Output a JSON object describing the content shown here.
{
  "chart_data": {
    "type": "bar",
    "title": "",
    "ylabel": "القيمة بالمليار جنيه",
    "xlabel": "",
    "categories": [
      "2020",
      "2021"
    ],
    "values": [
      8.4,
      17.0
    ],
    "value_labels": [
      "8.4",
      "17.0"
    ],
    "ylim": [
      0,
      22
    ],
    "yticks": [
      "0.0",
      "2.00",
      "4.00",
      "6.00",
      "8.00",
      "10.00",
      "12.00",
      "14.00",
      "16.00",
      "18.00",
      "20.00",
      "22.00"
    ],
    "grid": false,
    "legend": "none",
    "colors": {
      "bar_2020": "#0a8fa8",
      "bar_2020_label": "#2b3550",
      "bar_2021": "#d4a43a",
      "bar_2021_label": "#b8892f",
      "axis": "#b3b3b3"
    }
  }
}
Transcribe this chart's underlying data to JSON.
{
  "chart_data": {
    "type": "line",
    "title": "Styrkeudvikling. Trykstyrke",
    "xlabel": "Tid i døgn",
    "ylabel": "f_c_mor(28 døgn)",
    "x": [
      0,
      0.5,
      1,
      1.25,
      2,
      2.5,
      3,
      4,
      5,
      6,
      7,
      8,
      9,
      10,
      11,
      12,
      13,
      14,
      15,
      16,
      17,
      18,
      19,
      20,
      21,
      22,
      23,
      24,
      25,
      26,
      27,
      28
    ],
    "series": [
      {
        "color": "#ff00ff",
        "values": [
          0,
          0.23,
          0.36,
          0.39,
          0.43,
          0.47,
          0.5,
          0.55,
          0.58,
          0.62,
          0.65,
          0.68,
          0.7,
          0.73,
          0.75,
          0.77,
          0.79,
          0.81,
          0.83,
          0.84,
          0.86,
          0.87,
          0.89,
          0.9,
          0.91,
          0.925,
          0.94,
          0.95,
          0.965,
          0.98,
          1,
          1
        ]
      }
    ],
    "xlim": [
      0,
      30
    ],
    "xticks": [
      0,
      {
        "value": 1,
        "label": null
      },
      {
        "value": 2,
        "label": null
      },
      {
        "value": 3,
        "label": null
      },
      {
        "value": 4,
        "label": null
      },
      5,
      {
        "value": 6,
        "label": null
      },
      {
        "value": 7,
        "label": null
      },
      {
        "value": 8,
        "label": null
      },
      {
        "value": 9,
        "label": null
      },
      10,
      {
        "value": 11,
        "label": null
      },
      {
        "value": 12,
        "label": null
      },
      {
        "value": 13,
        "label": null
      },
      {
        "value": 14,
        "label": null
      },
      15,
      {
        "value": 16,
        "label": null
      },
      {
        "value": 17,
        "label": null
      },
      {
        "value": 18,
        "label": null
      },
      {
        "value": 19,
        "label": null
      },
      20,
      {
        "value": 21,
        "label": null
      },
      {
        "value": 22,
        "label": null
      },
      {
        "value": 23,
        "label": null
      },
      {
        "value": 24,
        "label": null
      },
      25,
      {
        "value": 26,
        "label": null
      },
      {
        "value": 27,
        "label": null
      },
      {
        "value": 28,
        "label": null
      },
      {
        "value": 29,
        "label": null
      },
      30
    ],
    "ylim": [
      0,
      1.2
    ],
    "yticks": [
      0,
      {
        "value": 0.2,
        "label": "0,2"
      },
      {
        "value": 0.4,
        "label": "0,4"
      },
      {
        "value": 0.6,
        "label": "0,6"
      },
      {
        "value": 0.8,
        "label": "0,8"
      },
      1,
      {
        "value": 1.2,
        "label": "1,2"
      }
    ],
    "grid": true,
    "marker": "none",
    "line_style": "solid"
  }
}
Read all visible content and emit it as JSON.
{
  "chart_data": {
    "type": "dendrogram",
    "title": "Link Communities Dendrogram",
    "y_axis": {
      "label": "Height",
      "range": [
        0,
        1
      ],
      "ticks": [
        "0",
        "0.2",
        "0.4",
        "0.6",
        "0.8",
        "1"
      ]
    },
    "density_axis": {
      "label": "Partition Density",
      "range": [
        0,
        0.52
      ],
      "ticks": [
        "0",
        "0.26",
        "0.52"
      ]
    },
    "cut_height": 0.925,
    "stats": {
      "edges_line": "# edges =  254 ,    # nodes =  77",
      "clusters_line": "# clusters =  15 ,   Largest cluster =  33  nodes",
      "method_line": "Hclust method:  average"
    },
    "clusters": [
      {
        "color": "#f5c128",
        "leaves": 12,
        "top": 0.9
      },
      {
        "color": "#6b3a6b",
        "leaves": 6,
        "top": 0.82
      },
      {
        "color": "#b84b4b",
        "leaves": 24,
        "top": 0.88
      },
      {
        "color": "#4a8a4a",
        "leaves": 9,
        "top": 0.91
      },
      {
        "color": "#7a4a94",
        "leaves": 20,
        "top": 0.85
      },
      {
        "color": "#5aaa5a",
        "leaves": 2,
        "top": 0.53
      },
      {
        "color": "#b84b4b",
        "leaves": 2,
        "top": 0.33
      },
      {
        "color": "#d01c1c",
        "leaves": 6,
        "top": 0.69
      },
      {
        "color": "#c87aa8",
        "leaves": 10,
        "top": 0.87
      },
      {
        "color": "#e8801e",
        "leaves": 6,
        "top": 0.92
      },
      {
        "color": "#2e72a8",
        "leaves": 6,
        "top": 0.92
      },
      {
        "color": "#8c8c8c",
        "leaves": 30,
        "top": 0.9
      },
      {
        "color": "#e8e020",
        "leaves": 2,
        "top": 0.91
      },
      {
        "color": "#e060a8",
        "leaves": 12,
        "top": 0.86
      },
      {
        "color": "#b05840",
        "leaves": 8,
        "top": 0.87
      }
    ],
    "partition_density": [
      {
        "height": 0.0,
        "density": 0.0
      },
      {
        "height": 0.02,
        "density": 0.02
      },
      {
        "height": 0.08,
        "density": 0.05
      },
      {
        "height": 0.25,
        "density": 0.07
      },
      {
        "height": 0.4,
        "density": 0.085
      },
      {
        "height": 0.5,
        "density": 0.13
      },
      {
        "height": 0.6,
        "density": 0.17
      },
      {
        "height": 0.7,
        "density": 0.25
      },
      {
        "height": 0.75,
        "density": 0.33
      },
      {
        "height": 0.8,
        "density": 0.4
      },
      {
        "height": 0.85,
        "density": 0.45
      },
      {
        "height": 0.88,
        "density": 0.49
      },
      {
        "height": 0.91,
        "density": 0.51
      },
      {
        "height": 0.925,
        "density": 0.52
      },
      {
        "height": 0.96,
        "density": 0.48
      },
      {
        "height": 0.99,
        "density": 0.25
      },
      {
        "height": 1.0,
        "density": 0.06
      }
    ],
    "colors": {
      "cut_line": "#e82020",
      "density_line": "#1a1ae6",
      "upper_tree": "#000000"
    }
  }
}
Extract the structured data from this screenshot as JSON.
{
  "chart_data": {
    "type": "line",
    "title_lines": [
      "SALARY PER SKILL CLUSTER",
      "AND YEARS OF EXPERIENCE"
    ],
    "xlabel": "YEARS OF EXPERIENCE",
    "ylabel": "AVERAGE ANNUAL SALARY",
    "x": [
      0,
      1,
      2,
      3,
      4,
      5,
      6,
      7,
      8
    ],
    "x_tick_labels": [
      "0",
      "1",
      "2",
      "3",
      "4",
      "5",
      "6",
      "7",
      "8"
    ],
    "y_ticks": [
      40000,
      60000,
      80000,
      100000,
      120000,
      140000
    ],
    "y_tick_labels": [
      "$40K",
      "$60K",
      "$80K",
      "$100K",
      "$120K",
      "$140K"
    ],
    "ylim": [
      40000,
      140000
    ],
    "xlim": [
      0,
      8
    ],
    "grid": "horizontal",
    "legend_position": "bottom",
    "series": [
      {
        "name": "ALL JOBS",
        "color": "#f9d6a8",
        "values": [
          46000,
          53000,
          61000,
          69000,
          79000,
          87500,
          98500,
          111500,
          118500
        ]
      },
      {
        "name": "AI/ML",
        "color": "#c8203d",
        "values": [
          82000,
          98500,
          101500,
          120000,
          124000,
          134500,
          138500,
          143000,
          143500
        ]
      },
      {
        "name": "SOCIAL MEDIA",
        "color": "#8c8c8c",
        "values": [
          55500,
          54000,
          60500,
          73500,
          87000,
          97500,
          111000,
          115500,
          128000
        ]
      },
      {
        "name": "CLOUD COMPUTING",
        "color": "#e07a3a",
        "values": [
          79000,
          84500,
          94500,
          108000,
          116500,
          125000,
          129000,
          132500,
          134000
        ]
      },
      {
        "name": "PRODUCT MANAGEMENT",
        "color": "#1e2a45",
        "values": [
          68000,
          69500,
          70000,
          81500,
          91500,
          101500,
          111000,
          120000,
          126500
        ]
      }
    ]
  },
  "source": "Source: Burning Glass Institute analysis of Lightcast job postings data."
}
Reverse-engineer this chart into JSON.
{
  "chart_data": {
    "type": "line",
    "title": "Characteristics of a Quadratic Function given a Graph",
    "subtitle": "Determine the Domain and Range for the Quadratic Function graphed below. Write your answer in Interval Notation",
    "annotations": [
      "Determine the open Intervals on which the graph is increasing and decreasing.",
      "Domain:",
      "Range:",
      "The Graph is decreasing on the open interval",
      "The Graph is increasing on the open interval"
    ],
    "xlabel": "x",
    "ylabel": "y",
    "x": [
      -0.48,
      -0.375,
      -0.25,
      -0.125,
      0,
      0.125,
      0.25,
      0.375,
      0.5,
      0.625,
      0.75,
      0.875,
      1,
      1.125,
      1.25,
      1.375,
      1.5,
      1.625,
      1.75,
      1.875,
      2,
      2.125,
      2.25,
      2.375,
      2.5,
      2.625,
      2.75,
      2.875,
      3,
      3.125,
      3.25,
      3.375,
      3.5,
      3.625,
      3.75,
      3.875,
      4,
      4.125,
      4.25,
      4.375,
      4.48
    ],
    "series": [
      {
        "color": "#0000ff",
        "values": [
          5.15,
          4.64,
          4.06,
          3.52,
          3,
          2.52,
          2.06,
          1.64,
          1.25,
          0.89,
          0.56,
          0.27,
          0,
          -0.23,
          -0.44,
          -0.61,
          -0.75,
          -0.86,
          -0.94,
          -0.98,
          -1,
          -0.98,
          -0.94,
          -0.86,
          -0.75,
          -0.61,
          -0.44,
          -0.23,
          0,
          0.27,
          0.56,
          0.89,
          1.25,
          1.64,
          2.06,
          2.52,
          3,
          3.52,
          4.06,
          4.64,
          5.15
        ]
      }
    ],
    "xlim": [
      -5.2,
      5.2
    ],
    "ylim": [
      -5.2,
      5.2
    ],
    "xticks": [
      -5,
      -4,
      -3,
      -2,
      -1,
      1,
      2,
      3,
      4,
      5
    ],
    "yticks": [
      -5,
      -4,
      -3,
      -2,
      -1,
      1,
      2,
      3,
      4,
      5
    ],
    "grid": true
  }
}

→ **Set task**
Identify the lines in the records above that contain the word "nodes", then state how many there are and nothing more.

→ **Expected answer**
2